◆ AIM OF THE TASK ◆
Set down the data below without change, skipping the pictures it holds.

◆ Saved entries ◆
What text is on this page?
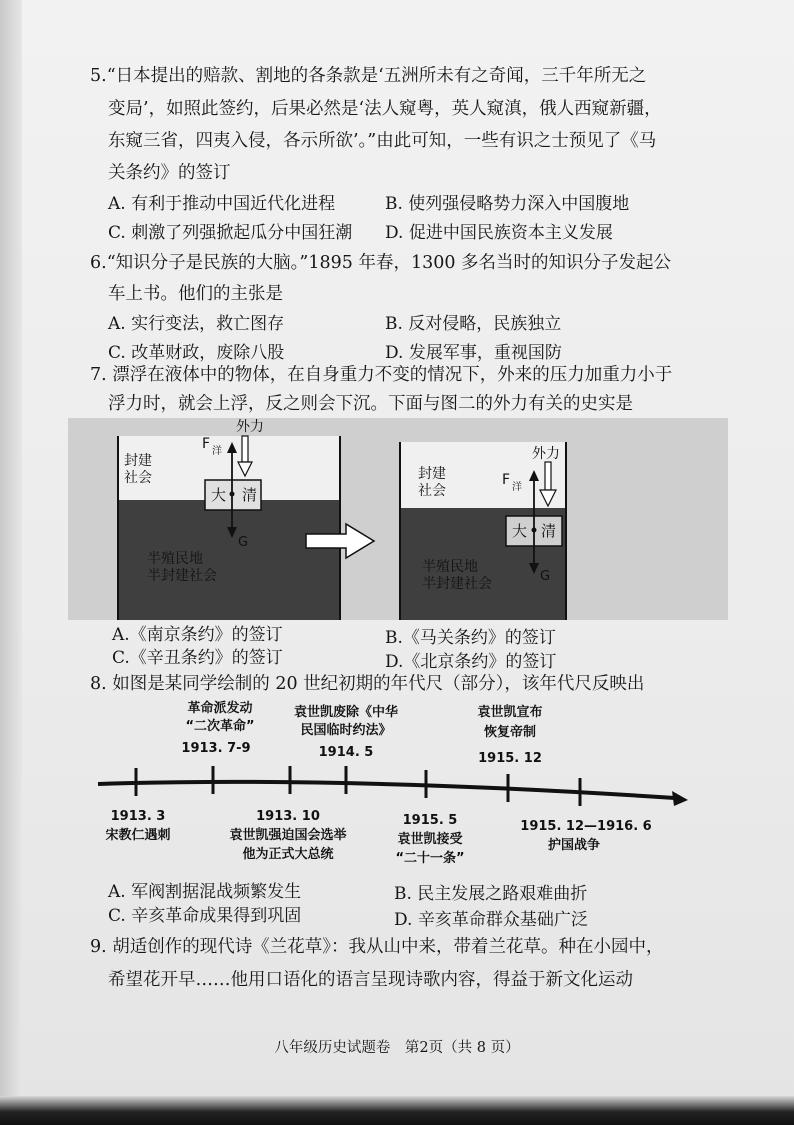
5.“日本提出的赔款、割地的各条款是‘五洲所未有之奇闻，三千年所无之
变局’，如照此签约，后果必然是‘法人窥粤，英人窥滇，俄人西窥新疆，
东窥三省，四夷入侵，各示所欲’。”由此可知，一些有识之士预见了《马
关条约》的签订
A. 有利于推动中国近代化进程	B. 使列强侵略势力深入中国腹地
C. 刺激了列强掀起瓜分中国狂潮 D. 促进中国民族资本主义发展
6.“知识分子是民族的大脑。”1895 年春，1300 多名当时的知识分子发起公
车上书。他们的主张是
A. 实行变法，救亡图存	B. 反对侵略，民族独立
C. 改革财政，废除八股	D. 发展军事，重视国防
7. 漂浮在液体中的物体，在自身重力不变的情况下，外来的压力加重力小于
浮力时，就会上浮，反之则会下沉。下面与图二的外力有关的史实是
封建
社会
半殖民地
半封建社会
大 清
F 洋
G
外力
封建
社会
半殖民地
半封建社会
大 清
F 洋
G
外力
A.《南京条约》的签订	B.《马关条约》的签订
C.《辛丑条约》的签订	D.《北京条约》的签订
8. 如图是某同学绘制的 20 世纪初期的年代尺（部分），该年代尺反映出
革命派发动
“二次革命”
1913. 7-9
袁世凯废除《中华
民国临时约法》
1914. 5
袁世凯宣布
恢复帝制
1915. 12
1913. 3
宋教仁遇刺
1913. 10
袁世凯强迫国会选举
他为正式大总统
1915. 5
袁世凯接受
“二十一条”
1915. 12—1916. 6
护国战争
A. 军阀割据混战频繁发生	B. 民主发展之路艰难曲折
C. 辛亥革命成果得到巩固	D. 辛亥革命群众基础广泛
9. 胡适创作的现代诗《兰花草》：我从山中来，带着兰花草。种在小园中，
希望花开早……他用口语化的语言呈现诗歌内容，得益于新文化运动
八年级历史试题卷　第2页（共 8 页）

◆ RESPONSE BELOW ◆
What text is on this page?
5.“日本提出的赔款、割地的各条款是‘五洲所未有之奇闻，三千年所无之
变局’，如照此签约，后果必然是‘法人窥粤，英人窥滇，俄人西窥新疆，
东窥三省，四夷入侵，各示所欲’。”由此可知，一些有识之士预见了《马
关条约》的签订
A. 有利于推动中国近代化进程	B. 使列强侵略势力深入中国腹地
C. 刺激了列强掀起瓜分中国狂潮 D. 促进中国民族资本主义发展
6.“知识分子是民族的大脑。”1895 年春，1300 多名当时的知识分子发起公
车上书。他们的主张是
A. 实行变法，救亡图存	B. 反对侵略，民族独立
C. 改革财政，废除八股	D. 发展军事，重视国防
7. 漂浮在液体中的物体，在自身重力不变的情况下，外来的压力加重力小于
浮力时，就会上浮，反之则会下沉。下面与图二的外力有关的史实是
封建
社会
半殖民地
半封建社会
大 清
F 洋
G
外力
封建
社会
半殖民地
半封建社会
大 清
F 洋
G
外力
A.《南京条约》的签订	B.《马关条约》的签订
C.《辛丑条约》的签订	D.《北京条约》的签订
8. 如图是某同学绘制的 20 世纪初期的年代尺（部分），该年代尺反映出
革命派发动
“二次革命”
1913. 7-9
袁世凯废除《中华
民国临时约法》
1914. 5
袁世凯宣布
恢复帝制
1915. 12
1913. 3
宋教仁遇刺
1913. 10
袁世凯强迫国会选举
他为正式大总统
1915. 5
袁世凯接受
“二十一条”
1915. 12—1916. 6
护国战争
A. 军阀割据混战频繁发生	B. 民主发展之路艰难曲折
C. 辛亥革命成果得到巩固	D. 辛亥革命群众基础广泛
9. 胡适创作的现代诗《兰花草》：我从山中来，带着兰花草。种在小园中，
希望花开早……他用口语化的语言呈现诗歌内容，得益于新文化运动
八年级历史试题卷　第2页（共 8 页）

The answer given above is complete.